## The exercise
In the copy, keep every record exact and leave out all images.
## START Records provided
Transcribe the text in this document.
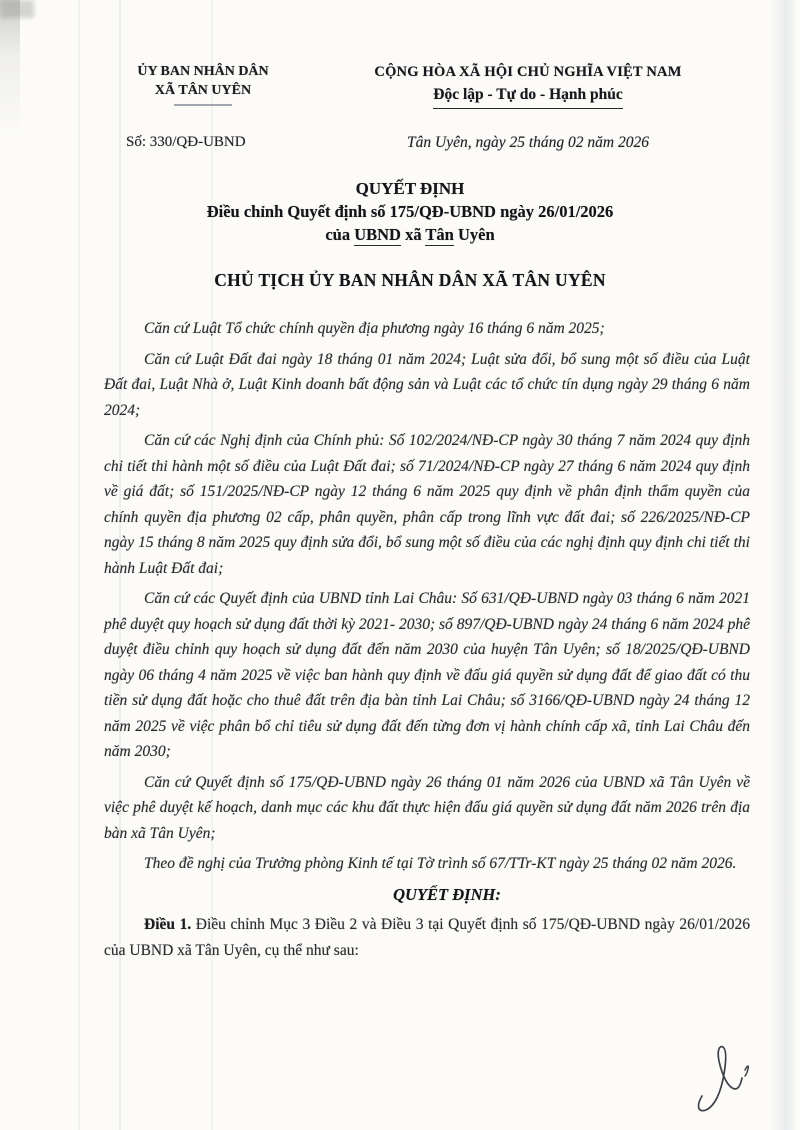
ỦY BAN NHÂN DÂN
XÃ TÂN UYÊN
Số: 330/QĐ-UBND
CỘNG HÒA XÃ HỘI CHỦ NGHĨA VIỆT NAM
Độc lập - Tự do - Hạnh phúc
Tân Uyên, ngày 25 tháng 02 năm 2026
QUYẾT ĐỊNH
Điều chỉnh Quyết định số 175/QĐ-UBND ngày 26/01/2026
của UBND xã Tân Uyên
CHỦ TỊCH ỦY BAN NHÂN DÂN XÃ TÂN UYÊN

Căn cứ Luật Tổ chức chính quyền địa phương ngày 16 tháng 6 năm 2025;

Căn cứ Luật Đất đai ngày 18 tháng 01 năm 2024; Luật sửa đổi, bổ sung một số điều của Luật Đất đai, Luật Nhà ở, Luật Kinh doanh bất động sản và Luật các tổ chức tín dụng ngày 29 tháng 6 năm 2024;

Căn cứ các Nghị định của Chính phủ: Số 102/2024/NĐ-CP ngày 30 tháng 7 năm 2024 quy định chi tiết thi hành một số điều của Luật Đất đai; số 71/2024/NĐ-CP ngày 27 tháng 6 năm 2024 quy định về giá đất; số 151/2025/NĐ-CP ngày 12 tháng 6 năm 2025 quy định về phân định thẩm quyền của chính quyền địa phương 02 cấp, phân quyền, phân cấp trong lĩnh vực đất đai; số 226/2025/NĐ-CP ngày 15 tháng 8 năm 2025 quy định sửa đổi, bổ sung một số điều của các nghị định quy định chi tiết thi hành Luật Đất đai;

Căn cứ các Quyết định của UBND tỉnh Lai Châu: Số 631/QĐ-UBND ngày 03 tháng 6 năm 2021 phê duyệt quy hoạch sử dụng đất thời kỳ 2021- 2030; số 897/QĐ-UBND ngày 24 tháng 6 năm 2024 phê duyệt điều chỉnh quy hoạch sử dụng đất đến năm 2030 của huyện Tân Uyên; số 18/2025/QĐ-UBND ngày 06 tháng 4 năm 2025 về việc ban hành quy định về đấu giá quyền sử dụng đất để giao đất có thu tiền sử dụng đất hoặc cho thuê đất trên địa bàn tỉnh Lai Châu; số 3166/QĐ-UBND ngày 24 tháng 12 năm 2025 về việc phân bổ chỉ tiêu sử dụng đất đến từng đơn vị hành chính cấp xã, tỉnh Lai Châu đến năm 2030;

Căn cứ Quyết định số 175/QĐ-UBND ngày 26 tháng 01 năm 2026 của UBND xã Tân Uyên về việc phê duyệt kế hoạch, danh mục các khu đất thực hiện đấu giá quyền sử dụng đất năm 2026 trên địa bàn xã Tân Uyên;

Theo đề nghị của Trưởng phòng Kinh tế tại Tờ trình số 67/TTr-KT ngày 25 tháng 02 năm 2026.

QUYẾT ĐỊNH:

Điều 1. Điều chỉnh Mục 3 Điều 2 và Điều 3 tại Quyết định số 175/QĐ-UBND ngày 26/01/2026 của UBND xã Tân Uyên, cụ thể như sau:
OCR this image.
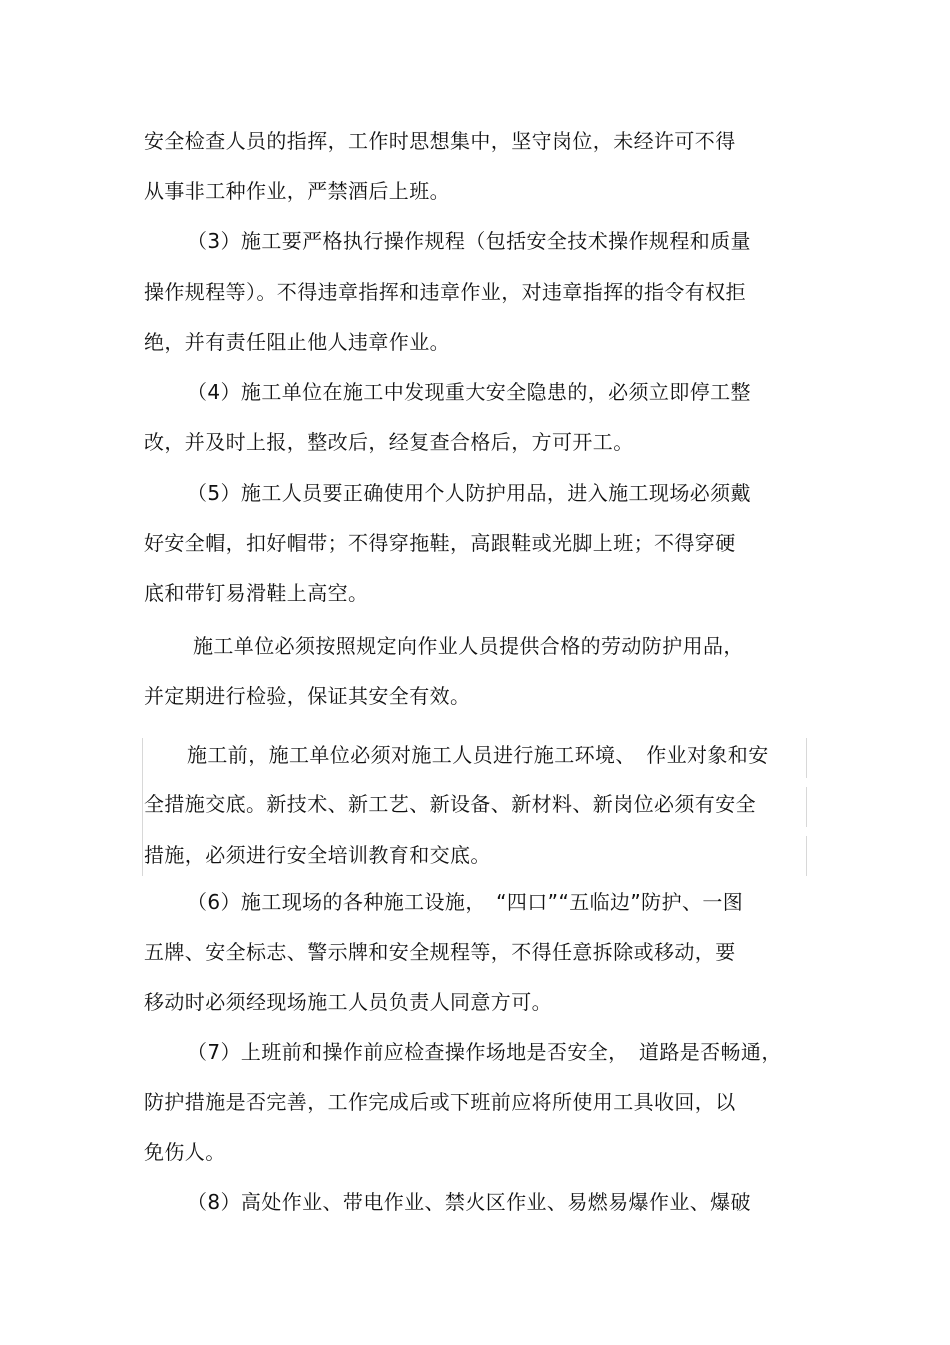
安全检查人员的指挥，工作时思想集中，坚守岗位，未经许可不得
从事非工种作业，严禁酒后上班。
（3）施工要严格执行操作规程（包括安全技术操作规程和质量
操作规程等）。不得违章指挥和违章作业，对违章指挥的指令有权拒
绝，并有责任阻止他人违章作业。
（4）施工单位在施工中发现重大安全隐患的，必须立即停工整
改，并及时上报，整改后，经复查合格后，方可开工。
（5）施工人员要正确使用个人防护用品，进入施工现场必须戴
好安全帽，扣好帽带；不得穿拖鞋，高跟鞋或光脚上班；不得穿硬
底和带钉易滑鞋上高空。
施工单位必须按照规定向作业人员提供合格的劳动防护用品，
并定期进行检验，保证其安全有效。
施工前，施工单位必须对施工人员进行施工环境、　作业对象和安
全措施交底。新技术、新工艺、新设备、新材料、新岗位必须有安全
措施，必须进行安全培训教育和交底。
（6）施工现场的各种施工设施，　“四口”“五临边”防护、一图
五牌、安全标志、警示牌和安全规程等，不得任意拆除或移动，要
移动时必须经现场施工人员负责人同意方可。
（7）上班前和操作前应检查操作场地是否安全，　道路是否畅通，
防护措施是否完善，工作完成后或下班前应将所使用工具收回，以
免伤人。
（8）高处作业、带电作业、禁火区作业、易燃易爆作业、爆破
## END Records provided
## Written response
Transcribe the text in this document.
ỦY BAN NHÂN DÂN
XÃ TÂN UYÊN
Số: 330/QĐ-UBND
CỘNG HÒA XÃ HỘI CHỦ NGHĨA VIỆT NAM
Độc lập - Tự do - Hạnh phúc
Tân Uyên, ngày 25 tháng 02 năm 2026
QUYẾT ĐỊNH
Điều chỉnh Quyết định số 175/QĐ-UBND ngày 26/01/2026
của UBND xã Tân Uyên
CHỦ TỊCH ỦY BAN NHÂN DÂN XÃ TÂN UYÊN

Căn cứ Luật Tổ chức chính quyền địa phương ngày 16 tháng 6 năm 2025;

Căn cứ Luật Đất đai ngày 18 tháng 01 năm 2024; Luật sửa đổi, bổ sung một số điều của Luật Đất đai, Luật Nhà ở, Luật Kinh doanh bất động sản và Luật các tổ chức tín dụng ngày 29 tháng 6 năm 2024;

Căn cứ các Nghị định của Chính phủ: Số 102/2024/NĐ-CP ngày 30 tháng 7 năm 2024 quy định chi tiết thi hành một số điều của Luật Đất đai; số 71/2024/NĐ-CP ngày 27 tháng 6 năm 2024 quy định về giá đất; số 151/2025/NĐ-CP ngày 12 tháng 6 năm 2025 quy định về phân định thẩm quyền của chính quyền địa phương 02 cấp, phân quyền, phân cấp trong lĩnh vực đất đai; số 226/2025/NĐ-CP ngày 15 tháng 8 năm 2025 quy định sửa đổi, bổ sung một số điều của các nghị định quy định chi tiết thi hành Luật Đất đai;

Căn cứ các Quyết định của UBND tỉnh Lai Châu: Số 631/QĐ-UBND ngày 03 tháng 6 năm 2021 phê duyệt quy hoạch sử dụng đất thời kỳ 2021- 2030; số 897/QĐ-UBND ngày 24 tháng 6 năm 2024 phê duyệt điều chỉnh quy hoạch sử dụng đất đến năm 2030 của huyện Tân Uyên; số 18/2025/QĐ-UBND ngày 06 tháng 4 năm 2025 về việc ban hành quy định về đấu giá quyền sử dụng đất để giao đất có thu tiền sử dụng đất hoặc cho thuê đất trên địa bàn tỉnh Lai Châu; số 3166/QĐ-UBND ngày 24 tháng 12 năm 2025 về việc phân bổ chỉ tiêu sử dụng đất đến từng đơn vị hành chính cấp xã, tỉnh Lai Châu đến năm 2030;

Căn cứ Quyết định số 175/QĐ-UBND ngày 26 tháng 01 năm 2026 của UBND xã Tân Uyên về việc phê duyệt kế hoạch, danh mục các khu đất thực hiện đấu giá quyền sử dụng đất năm 2026 trên địa bàn xã Tân Uyên;

Theo đề nghị của Trưởng phòng Kinh tế tại Tờ trình số 67/TTr-KT ngày 25 tháng 02 năm 2026.

QUYẾT ĐỊNH:

Điều 1. Điều chỉnh Mục 3 Điều 2 và Điều 3 tại Quyết định số 175/QĐ-UBND ngày 26/01/2026 của UBND xã Tân Uyên, cụ thể như sau:
OCR this image.
安全检查人员的指挥，工作时思想集中，坚守岗位，未经许可不得
从事非工种作业，严禁酒后上班。
（3）施工要严格执行操作规程（包括安全技术操作规程和质量
操作规程等）。不得违章指挥和违章作业，对违章指挥的指令有权拒
绝，并有责任阻止他人违章作业。
（4）施工单位在施工中发现重大安全隐患的，必须立即停工整
改，并及时上报，整改后，经复查合格后，方可开工。
（5）施工人员要正确使用个人防护用品，进入施工现场必须戴
好安全帽，扣好帽带；不得穿拖鞋，高跟鞋或光脚上班；不得穿硬
底和带钉易滑鞋上高空。
施工单位必须按照规定向作业人员提供合格的劳动防护用品，
并定期进行检验，保证其安全有效。
施工前，施工单位必须对施工人员进行施工环境、　作业对象和安
全措施交底。新技术、新工艺、新设备、新材料、新岗位必须有安全
措施，必须进行安全培训教育和交底。
（6）施工现场的各种施工设施，　“四口”“五临边”防护、一图
五牌、安全标志、警示牌和安全规程等，不得任意拆除或移动，要
移动时必须经现场施工人员负责人同意方可。
（7）上班前和操作前应检查操作场地是否安全，　道路是否畅通，
防护措施是否完善，工作完成后或下班前应将所使用工具收回，以
免伤人。
（8）高处作业、带电作业、禁火区作业、易燃易爆作业、爆破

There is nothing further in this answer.